=== SET PROBLEM ===
Transcribe the material word for word, but without the images.

>> Start

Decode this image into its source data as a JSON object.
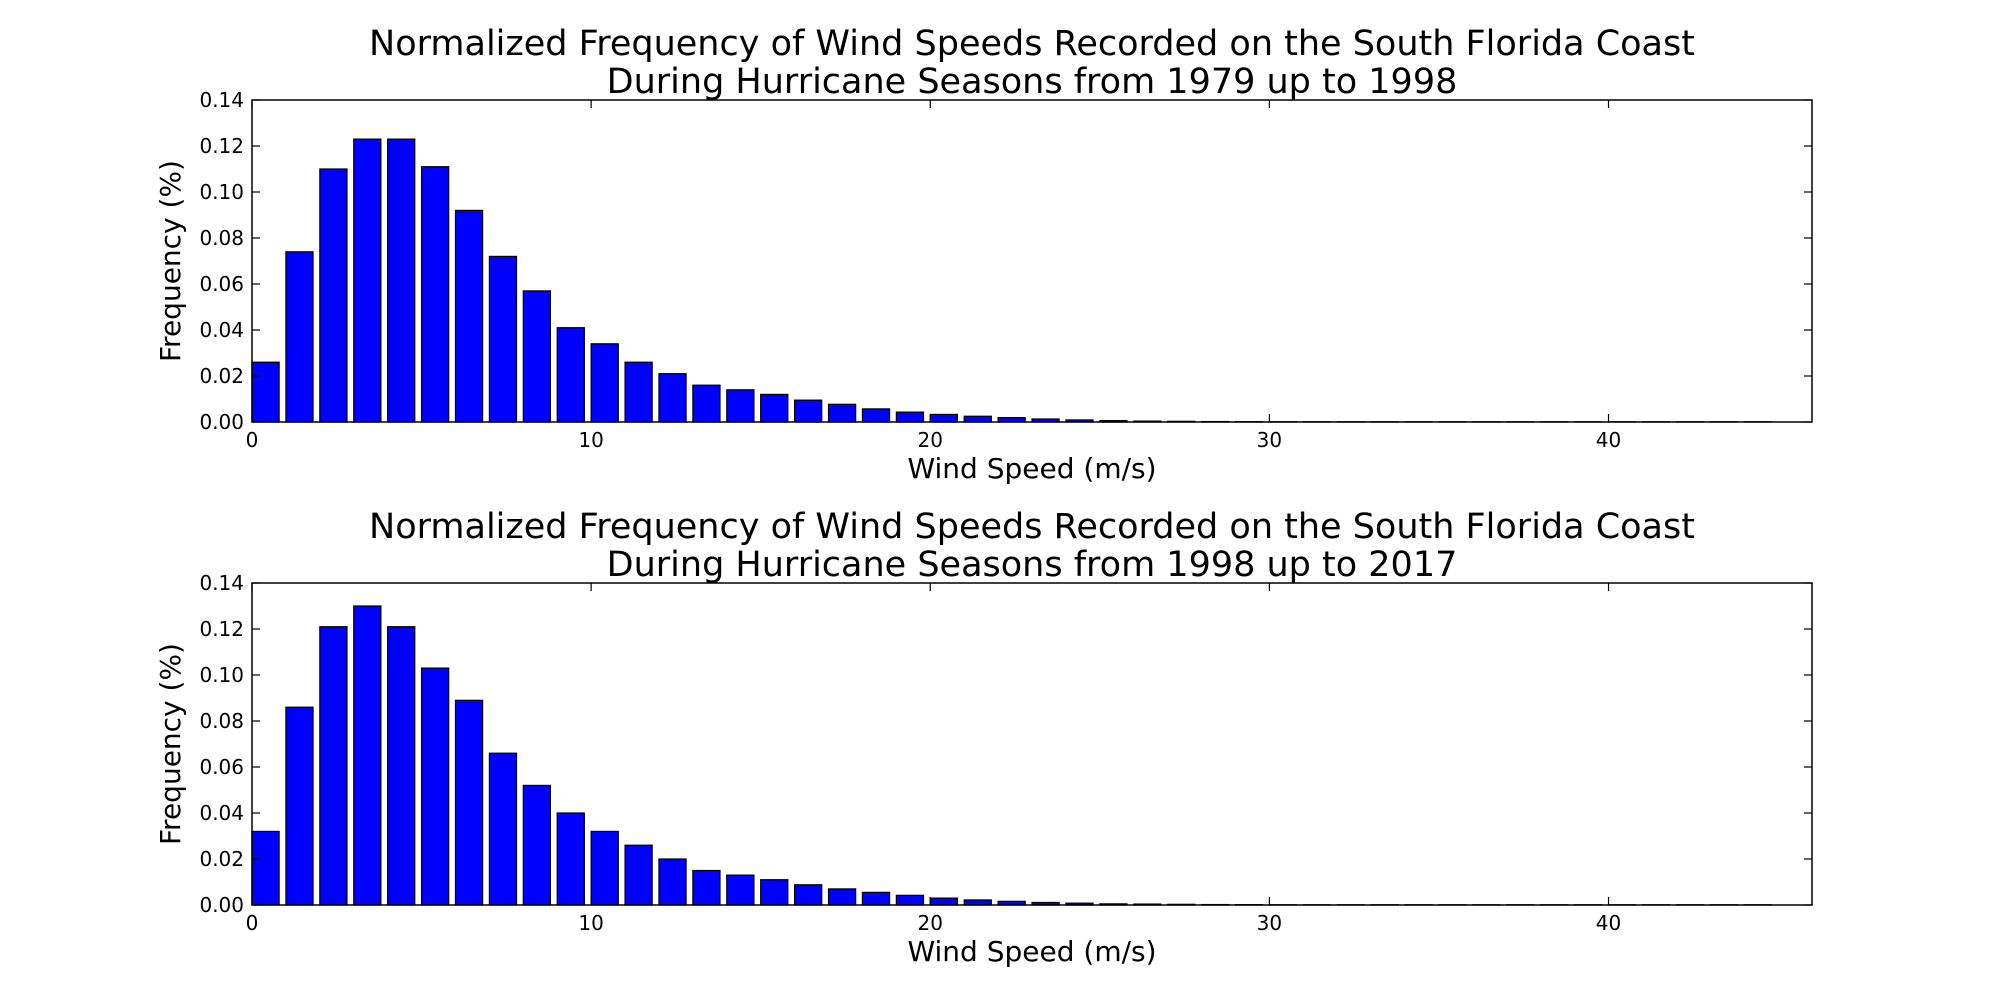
{
  "chart_data": [
    {
      "type": "bar",
      "title": "Normalized Frequency of Wind Speeds Recorded on the South Florida Coast",
      "subtitle": "During Hurricane Seasons from 1979 up to 1998",
      "xlabel": "Wind Speed (m/s)",
      "ylabel": "Frequency (%)",
      "xlim": [
        0,
        46
      ],
      "ylim": [
        0,
        0.14
      ],
      "x_ticks": [
        "0",
        "10",
        "20",
        "30",
        "40"
      ],
      "y_ticks": [
        "0.00",
        "0.02",
        "0.04",
        "0.06",
        "0.08",
        "0.10",
        "0.12",
        "0.14"
      ],
      "bar_color": "#0000ff",
      "edge_color": "#000000",
      "grid": false,
      "x": [
        0,
        1,
        2,
        3,
        4,
        5,
        6,
        7,
        8,
        9,
        10,
        11,
        12,
        13,
        14,
        15,
        16,
        17,
        18,
        19,
        20,
        21,
        22,
        23,
        24,
        25,
        26,
        27,
        28,
        29,
        30,
        31,
        32,
        33,
        34,
        35,
        36,
        37,
        38,
        39,
        40,
        41,
        42,
        43,
        44
      ],
      "values": [
        0.026,
        0.074,
        0.11,
        0.123,
        0.123,
        0.111,
        0.092,
        0.072,
        0.057,
        0.041,
        0.034,
        0.026,
        0.021,
        0.016,
        0.014,
        0.012,
        0.0095,
        0.0077,
        0.0057,
        0.0043,
        0.0033,
        0.0025,
        0.0019,
        0.0013,
        0.0009,
        0.0006,
        0.0004,
        0.0003,
        0.0002,
        0.00015,
        0.0001,
        0.0001,
        0.0001,
        0.0001,
        0.0001,
        0.0001,
        0.0001,
        0.0001,
        0.0001,
        0.0001,
        0.0001,
        0.0001,
        0.0001,
        0.0001,
        0.0001
      ]
    },
    {
      "type": "bar",
      "title": "Normalized Frequency of Wind Speeds Recorded on the South Florida Coast",
      "subtitle": "During Hurricane Seasons from 1998 up to 2017",
      "xlabel": "Wind Speed (m/s)",
      "ylabel": "Frequency (%)",
      "xlim": [
        0,
        46
      ],
      "ylim": [
        0,
        0.14
      ],
      "x_ticks": [
        "0",
        "10",
        "20",
        "30",
        "40"
      ],
      "y_ticks": [
        "0.00",
        "0.02",
        "0.04",
        "0.06",
        "0.08",
        "0.10",
        "0.12",
        "0.14"
      ],
      "bar_color": "#0000ff",
      "edge_color": "#000000",
      "grid": false,
      "x": [
        0,
        1,
        2,
        3,
        4,
        5,
        6,
        7,
        8,
        9,
        10,
        11,
        12,
        13,
        14,
        15,
        16,
        17,
        18,
        19,
        20,
        21,
        22,
        23,
        24,
        25,
        26,
        27,
        28,
        29,
        30,
        31,
        32,
        33,
        34,
        35,
        36,
        37,
        38,
        39,
        40,
        41,
        42,
        43,
        44
      ],
      "values": [
        0.032,
        0.086,
        0.121,
        0.13,
        0.121,
        0.103,
        0.089,
        0.066,
        0.052,
        0.04,
        0.032,
        0.026,
        0.02,
        0.015,
        0.013,
        0.011,
        0.0088,
        0.007,
        0.0055,
        0.0042,
        0.003,
        0.0022,
        0.0016,
        0.0011,
        0.0008,
        0.0005,
        0.0004,
        0.0003,
        0.0002,
        0.00015,
        0.0001,
        0.0001,
        0.0001,
        0.0001,
        0.0001,
        0.0001,
        0.0001,
        0.0001,
        0.0001,
        0.0001,
        0.0001,
        0.0001,
        0.0001,
        0.0001,
        0.0001
      ]
    }
  ]
}
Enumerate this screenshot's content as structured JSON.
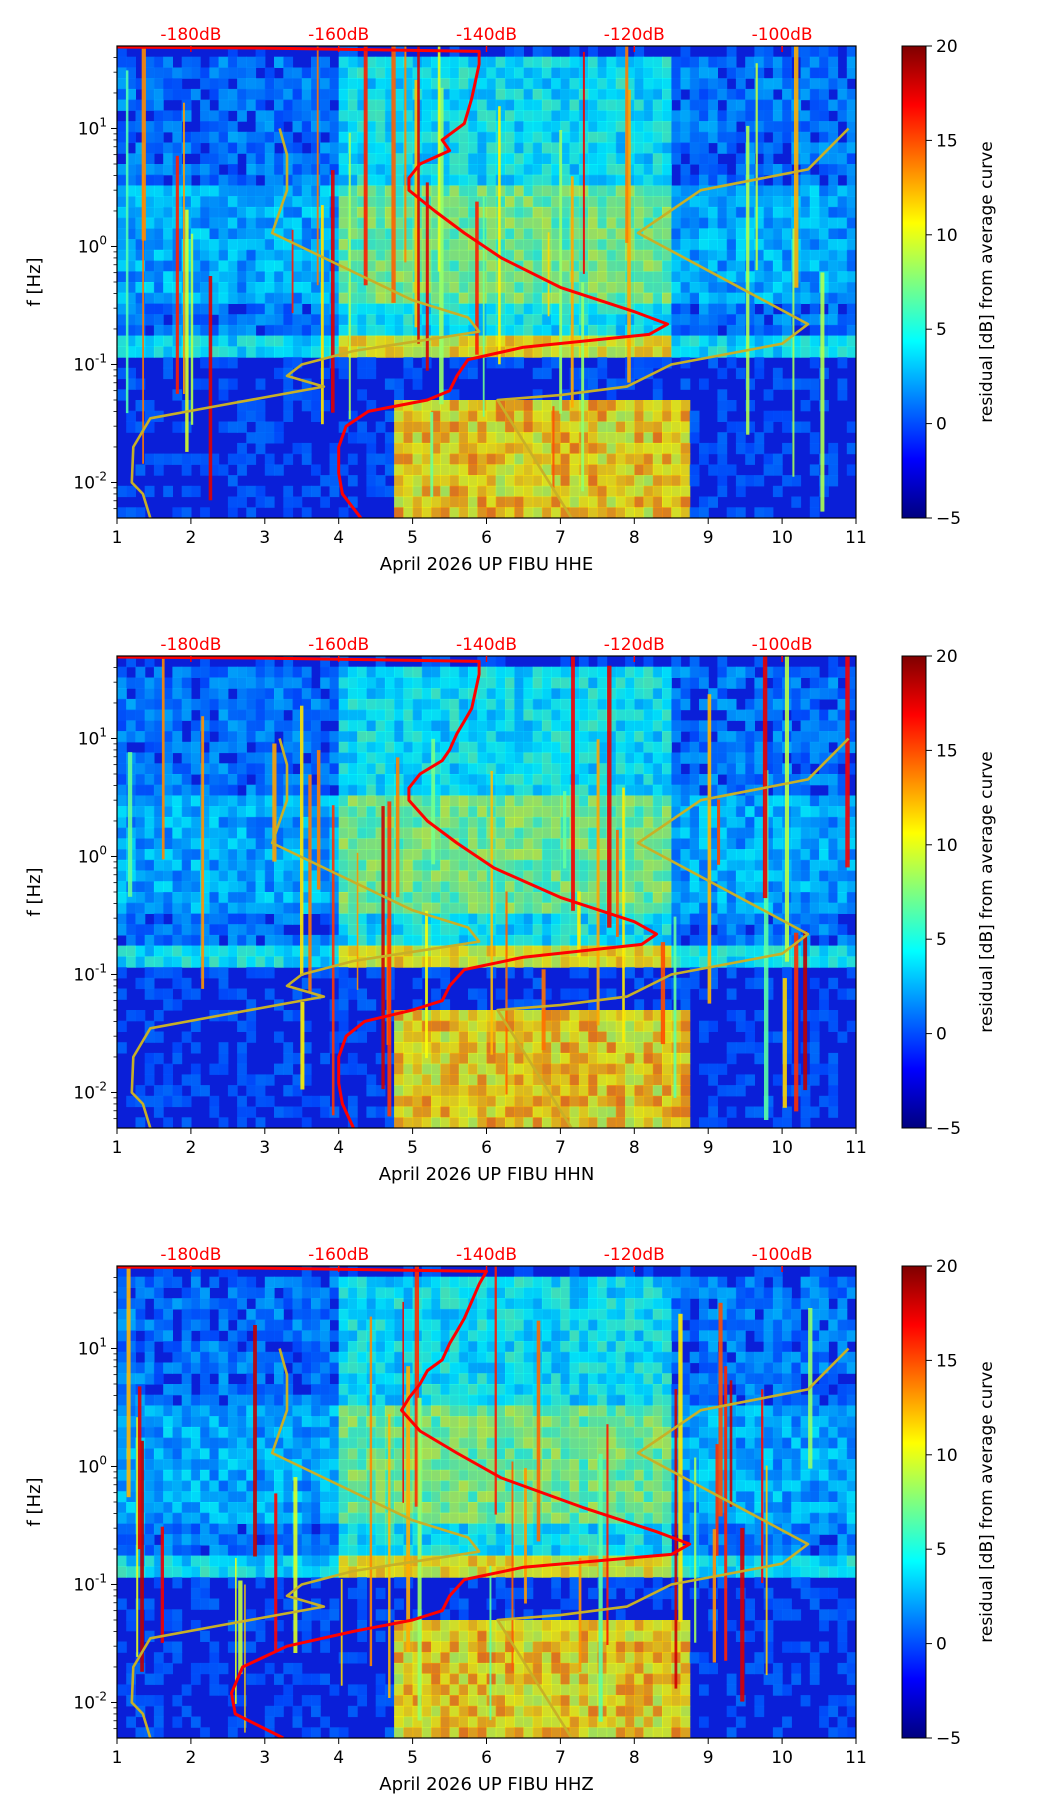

>> End

=== REPLY ===
Decode this image into its source data as a JSON object.
{
  "chart_data": [
    {
      "type": "bar",
      "title": "Normalized Frequency of Wind Speeds Recorded on the South Florida Coast",
      "subtitle": "During Hurricane Seasons from 1979 up to 1998",
      "xlabel": "Wind Speed (m/s)",
      "ylabel": "Frequency (%)",
      "xlim": [
        0,
        46
      ],
      "ylim": [
        0,
        0.14
      ],
      "x_ticks": [
        "0",
        "10",
        "20",
        "30",
        "40"
      ],
      "y_ticks": [
        "0.00",
        "0.02",
        "0.04",
        "0.06",
        "0.08",
        "0.10",
        "0.12",
        "0.14"
      ],
      "bar_color": "#0000ff",
      "edge_color": "#000000",
      "grid": false,
      "x": [
        0,
        1,
        2,
        3,
        4,
        5,
        6,
        7,
        8,
        9,
        10,
        11,
        12,
        13,
        14,
        15,
        16,
        17,
        18,
        19,
        20,
        21,
        22,
        23,
        24,
        25,
        26,
        27,
        28,
        29,
        30,
        31,
        32,
        33,
        34,
        35,
        36,
        37,
        38,
        39,
        40,
        41,
        42,
        43,
        44
      ],
      "values": [
        0.026,
        0.074,
        0.11,
        0.123,
        0.123,
        0.111,
        0.092,
        0.072,
        0.057,
        0.041,
        0.034,
        0.026,
        0.021,
        0.016,
        0.014,
        0.012,
        0.0095,
        0.0077,
        0.0057,
        0.0043,
        0.0033,
        0.0025,
        0.0019,
        0.0013,
        0.0009,
        0.0006,
        0.0004,
        0.0003,
        0.0002,
        0.00015,
        0.0001,
        0.0001,
        0.0001,
        0.0001,
        0.0001,
        0.0001,
        0.0001,
        0.0001,
        0.0001,
        0.0001,
        0.0001,
        0.0001,
        0.0001,
        0.0001,
        0.0001
      ]
    },
    {
      "type": "bar",
      "title": "Normalized Frequency of Wind Speeds Recorded on the South Florida Coast",
      "subtitle": "During Hurricane Seasons from 1998 up to 2017",
      "xlabel": "Wind Speed (m/s)",
      "ylabel": "Frequency (%)",
      "xlim": [
        0,
        46
      ],
      "ylim": [
        0,
        0.14
      ],
      "x_ticks": [
        "0",
        "10",
        "20",
        "30",
        "40"
      ],
      "y_ticks": [
        "0.00",
        "0.02",
        "0.04",
        "0.06",
        "0.08",
        "0.10",
        "0.12",
        "0.14"
      ],
      "bar_color": "#0000ff",
      "edge_color": "#000000",
      "grid": false,
      "x": [
        0,
        1,
        2,
        3,
        4,
        5,
        6,
        7,
        8,
        9,
        10,
        11,
        12,
        13,
        14,
        15,
        16,
        17,
        18,
        19,
        20,
        21,
        22,
        23,
        24,
        25,
        26,
        27,
        28,
        29,
        30,
        31,
        32,
        33,
        34,
        35,
        36,
        37,
        38,
        39,
        40,
        41,
        42,
        43,
        44
      ],
      "values": [
        0.032,
        0.086,
        0.121,
        0.13,
        0.121,
        0.103,
        0.089,
        0.066,
        0.052,
        0.04,
        0.032,
        0.026,
        0.02,
        0.015,
        0.013,
        0.011,
        0.0088,
        0.007,
        0.0055,
        0.0042,
        0.003,
        0.0022,
        0.0016,
        0.0011,
        0.0008,
        0.0005,
        0.0004,
        0.0003,
        0.0002,
        0.00015,
        0.0001,
        0.0001,
        0.0001,
        0.0001,
        0.0001,
        0.0001,
        0.0001,
        0.0001,
        0.0001,
        0.0001,
        0.0001,
        0.0001,
        0.0001,
        0.0001,
        0.0001
      ]
    }
  ]
}
Enumerate this screenshot's content as structured JSON.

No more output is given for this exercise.